__SET TASK__: The material below should be written out in full and exactly; pictures stay out of the copy.

•••

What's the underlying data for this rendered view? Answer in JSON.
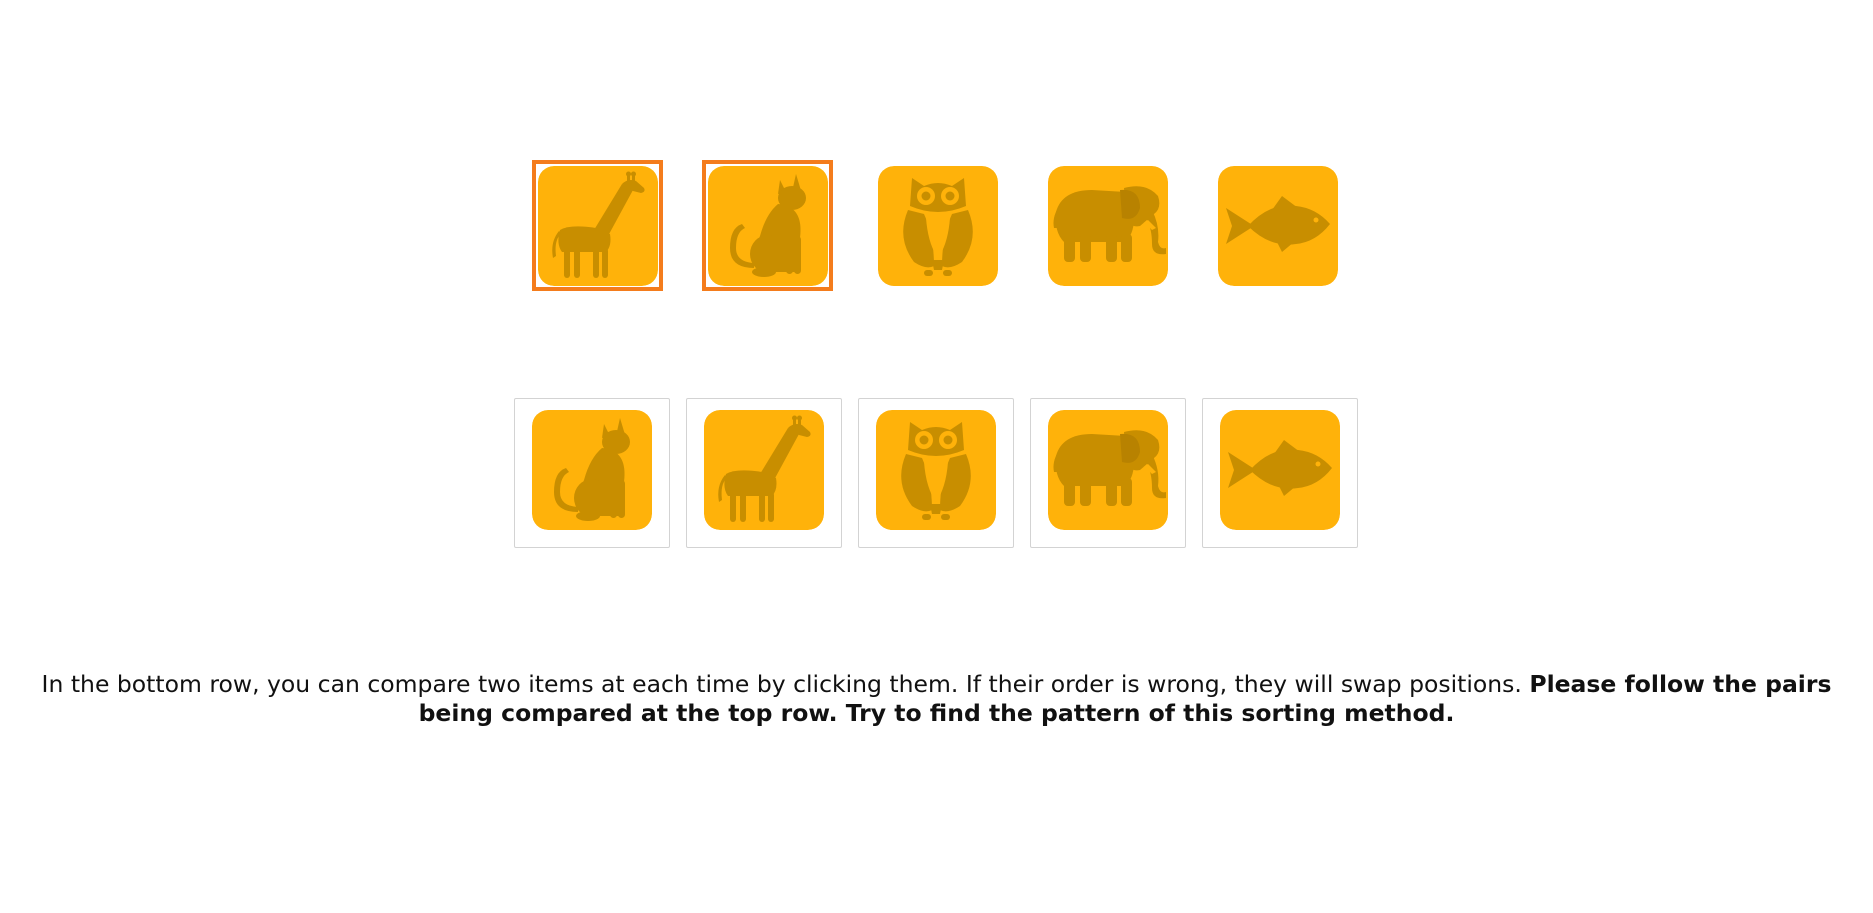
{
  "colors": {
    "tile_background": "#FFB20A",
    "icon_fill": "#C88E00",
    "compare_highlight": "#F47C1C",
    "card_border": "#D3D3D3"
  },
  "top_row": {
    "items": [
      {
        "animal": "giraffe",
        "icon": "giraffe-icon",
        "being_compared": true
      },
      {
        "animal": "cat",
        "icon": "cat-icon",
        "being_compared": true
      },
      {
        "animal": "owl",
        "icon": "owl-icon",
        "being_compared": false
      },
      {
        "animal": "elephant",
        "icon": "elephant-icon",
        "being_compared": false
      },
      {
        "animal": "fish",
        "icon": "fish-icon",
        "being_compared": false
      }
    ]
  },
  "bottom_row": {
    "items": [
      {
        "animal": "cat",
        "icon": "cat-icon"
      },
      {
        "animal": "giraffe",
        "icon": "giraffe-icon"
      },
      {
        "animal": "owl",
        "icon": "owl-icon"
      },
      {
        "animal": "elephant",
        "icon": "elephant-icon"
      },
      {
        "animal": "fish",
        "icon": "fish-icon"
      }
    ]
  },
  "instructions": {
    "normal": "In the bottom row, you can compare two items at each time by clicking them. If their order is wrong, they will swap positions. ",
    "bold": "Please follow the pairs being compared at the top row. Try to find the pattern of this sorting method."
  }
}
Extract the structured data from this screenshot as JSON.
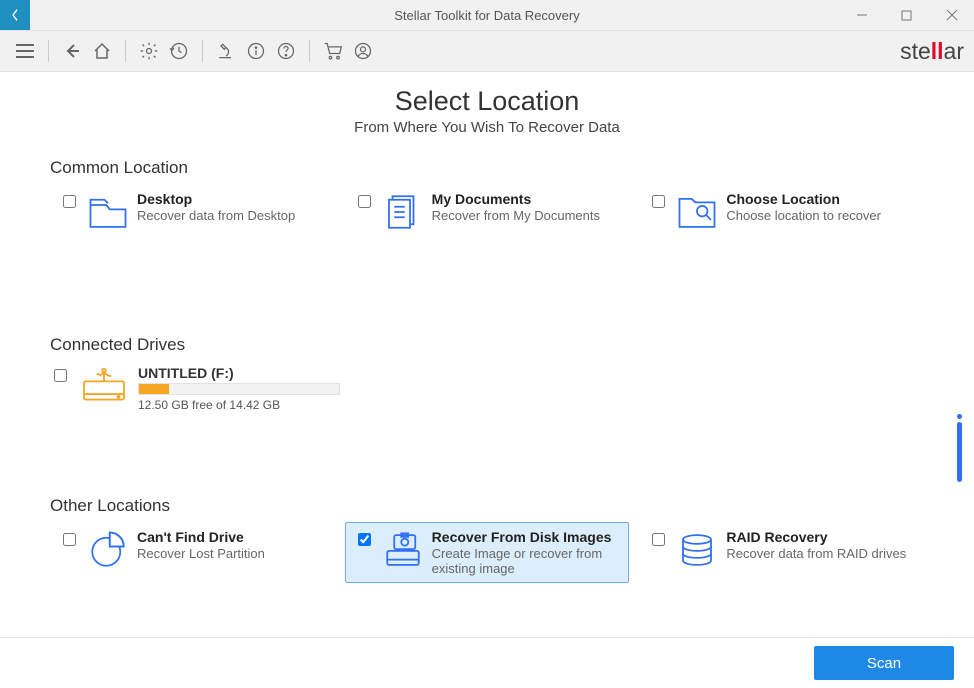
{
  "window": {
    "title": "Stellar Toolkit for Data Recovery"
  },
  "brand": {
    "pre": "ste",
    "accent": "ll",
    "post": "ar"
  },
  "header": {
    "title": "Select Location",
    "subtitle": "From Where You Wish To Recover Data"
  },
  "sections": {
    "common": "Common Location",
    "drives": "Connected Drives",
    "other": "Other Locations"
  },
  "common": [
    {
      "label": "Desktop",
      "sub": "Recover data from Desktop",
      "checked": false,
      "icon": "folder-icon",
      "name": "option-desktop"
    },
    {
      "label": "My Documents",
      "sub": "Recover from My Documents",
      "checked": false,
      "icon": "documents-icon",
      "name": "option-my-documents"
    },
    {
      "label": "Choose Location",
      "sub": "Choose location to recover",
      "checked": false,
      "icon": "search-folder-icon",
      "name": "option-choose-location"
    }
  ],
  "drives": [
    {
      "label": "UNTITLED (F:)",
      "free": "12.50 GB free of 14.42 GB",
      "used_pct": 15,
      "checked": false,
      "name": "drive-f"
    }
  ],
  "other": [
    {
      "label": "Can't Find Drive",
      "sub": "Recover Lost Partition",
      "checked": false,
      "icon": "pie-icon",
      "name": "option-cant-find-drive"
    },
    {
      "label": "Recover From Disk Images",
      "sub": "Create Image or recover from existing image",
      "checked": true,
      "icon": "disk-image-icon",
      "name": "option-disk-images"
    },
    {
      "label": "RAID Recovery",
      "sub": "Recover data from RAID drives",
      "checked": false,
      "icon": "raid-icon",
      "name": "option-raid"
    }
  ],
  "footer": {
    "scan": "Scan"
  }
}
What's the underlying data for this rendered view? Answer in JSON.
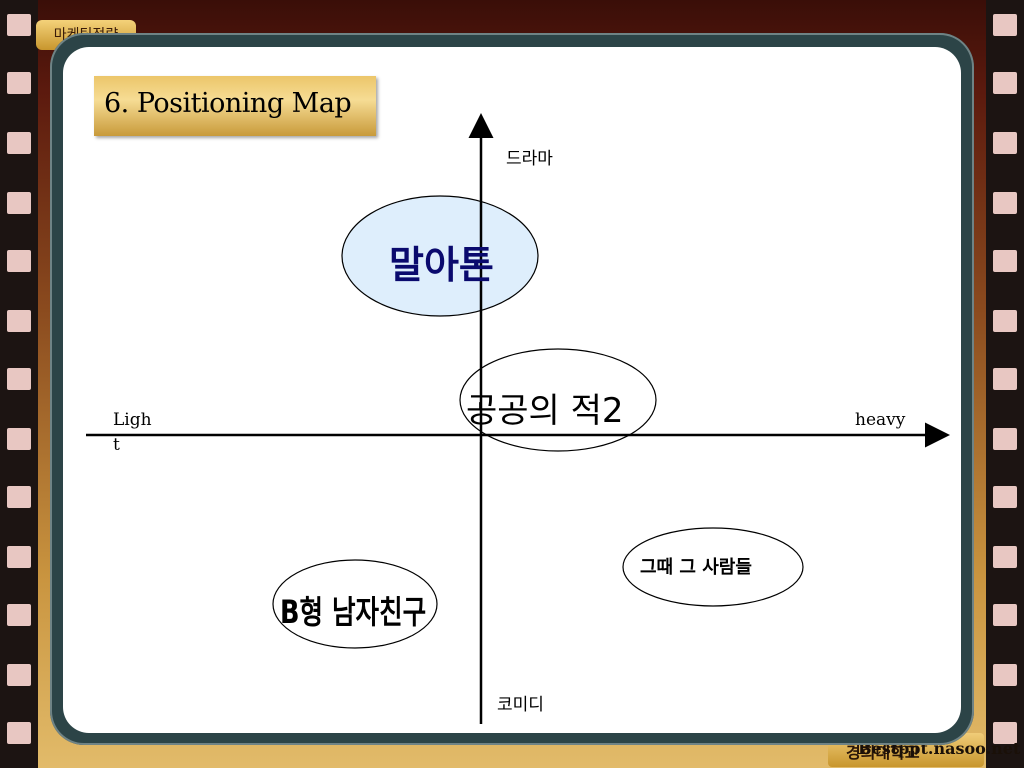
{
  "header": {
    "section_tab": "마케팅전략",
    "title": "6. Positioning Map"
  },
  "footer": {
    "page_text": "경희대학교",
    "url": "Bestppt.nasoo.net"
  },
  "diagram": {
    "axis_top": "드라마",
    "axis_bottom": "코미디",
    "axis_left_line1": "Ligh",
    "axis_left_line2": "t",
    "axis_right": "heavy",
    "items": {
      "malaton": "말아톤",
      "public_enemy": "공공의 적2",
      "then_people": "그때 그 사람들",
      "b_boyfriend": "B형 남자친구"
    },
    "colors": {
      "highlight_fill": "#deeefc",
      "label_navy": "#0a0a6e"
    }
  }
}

•••

__RESULT FOR THIS TASK__:
What's the underlying data for this rendered view? Answer in JSON.
{
  "colors": {
    "tile_background": "#FFB20A",
    "icon_fill": "#C88E00",
    "compare_highlight": "#F47C1C",
    "card_border": "#D3D3D3"
  },
  "top_row": {
    "items": [
      {
        "animal": "giraffe",
        "icon": "giraffe-icon",
        "being_compared": true
      },
      {
        "animal": "cat",
        "icon": "cat-icon",
        "being_compared": true
      },
      {
        "animal": "owl",
        "icon": "owl-icon",
        "being_compared": false
      },
      {
        "animal": "elephant",
        "icon": "elephant-icon",
        "being_compared": false
      },
      {
        "animal": "fish",
        "icon": "fish-icon",
        "being_compared": false
      }
    ]
  },
  "bottom_row": {
    "items": [
      {
        "animal": "cat",
        "icon": "cat-icon"
      },
      {
        "animal": "giraffe",
        "icon": "giraffe-icon"
      },
      {
        "animal": "owl",
        "icon": "owl-icon"
      },
      {
        "animal": "elephant",
        "icon": "elephant-icon"
      },
      {
        "animal": "fish",
        "icon": "fish-icon"
      }
    ]
  },
  "instructions": {
    "normal": "In the bottom row, you can compare two items at each time by clicking them. If their order is wrong, they will swap positions. ",
    "bold": "Please follow the pairs being compared at the top row. Try to find the pattern of this sorting method."
  }
}
Extract the structured data from this screenshot as JSON.
{
  "window": {
    "title": "Stellar Toolkit for Data Recovery"
  },
  "brand": {
    "pre": "ste",
    "accent": "ll",
    "post": "ar"
  },
  "header": {
    "title": "Select Location",
    "subtitle": "From Where You Wish To Recover Data"
  },
  "sections": {
    "common": "Common Location",
    "drives": "Connected Drives",
    "other": "Other Locations"
  },
  "common": [
    {
      "label": "Desktop",
      "sub": "Recover data from Desktop",
      "checked": false,
      "icon": "folder-icon",
      "name": "option-desktop"
    },
    {
      "label": "My Documents",
      "sub": "Recover from My Documents",
      "checked": false,
      "icon": "documents-icon",
      "name": "option-my-documents"
    },
    {
      "label": "Choose Location",
      "sub": "Choose location to recover",
      "checked": false,
      "icon": "search-folder-icon",
      "name": "option-choose-location"
    }
  ],
  "drives": [
    {
      "label": "UNTITLED (F:)",
      "free": "12.50 GB free of 14.42 GB",
      "used_pct": 15,
      "checked": false,
      "name": "drive-f"
    }
  ],
  "other": [
    {
      "label": "Can't Find Drive",
      "sub": "Recover Lost Partition",
      "checked": false,
      "icon": "pie-icon",
      "name": "option-cant-find-drive"
    },
    {
      "label": "Recover From Disk Images",
      "sub": "Create Image or recover from existing image",
      "checked": true,
      "icon": "disk-image-icon",
      "name": "option-disk-images"
    },
    {
      "label": "RAID Recovery",
      "sub": "Recover data from RAID drives",
      "checked": false,
      "icon": "raid-icon",
      "name": "option-raid"
    }
  ],
  "footer": {
    "scan": "Scan"
  }
}
What's the underlying data for this rendered view? Answer in JSON.
{
  "header": {
    "section_tab": "마케팅전략",
    "title": "6. Positioning Map"
  },
  "footer": {
    "page_text": "경희대학교",
    "url": "Bestppt.nasoo.net"
  },
  "diagram": {
    "axis_top": "드라마",
    "axis_bottom": "코미디",
    "axis_left_line1": "Ligh",
    "axis_left_line2": "t",
    "axis_right": "heavy",
    "items": {
      "malaton": "말아톤",
      "public_enemy": "공공의 적2",
      "then_people": "그때 그 사람들",
      "b_boyfriend": "B형 남자친구"
    },
    "colors": {
      "highlight_fill": "#deeefc",
      "label_navy": "#0a0a6e"
    }
  }
}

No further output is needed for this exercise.